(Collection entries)

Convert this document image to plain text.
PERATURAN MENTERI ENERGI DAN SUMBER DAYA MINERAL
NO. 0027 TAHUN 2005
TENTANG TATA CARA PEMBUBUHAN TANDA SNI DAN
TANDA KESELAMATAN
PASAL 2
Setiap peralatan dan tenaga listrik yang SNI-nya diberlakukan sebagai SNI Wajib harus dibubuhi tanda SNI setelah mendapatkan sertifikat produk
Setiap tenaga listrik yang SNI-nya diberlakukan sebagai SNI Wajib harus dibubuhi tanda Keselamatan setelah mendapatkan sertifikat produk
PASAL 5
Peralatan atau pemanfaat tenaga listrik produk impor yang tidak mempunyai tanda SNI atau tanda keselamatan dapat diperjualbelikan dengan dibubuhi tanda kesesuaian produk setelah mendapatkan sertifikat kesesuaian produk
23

▶ Stated exercise
Write the data back out verbatim.

▶ Output of the task
Convert this document image to plain text.
PERATURAN MENTERI ENERGI DAN SUMBER DAYA MINERAL
NO. 0027 TAHUN 2005
TENTANG TATA CARA PEMBUBUHAN TANDA SNI DAN
TANDA KESELAMATAN
PASAL 2
Setiap peralatan dan tenaga listrik yang SNI-nya diberlakukan sebagai SNI Wajib harus dibubuhi tanda SNI setelah mendapatkan sertifikat produk
Setiap tenaga listrik yang SNI-nya diberlakukan sebagai SNI Wajib harus dibubuhi tanda Keselamatan setelah mendapatkan sertifikat produk
PASAL 5
Peralatan atau pemanfaat tenaga listrik produk impor yang tidak mempunyai tanda SNI atau tanda keselamatan dapat diperjualbelikan dengan dibubuhi tanda kesesuaian produk setelah mendapatkan sertifikat kesesuaian produk
23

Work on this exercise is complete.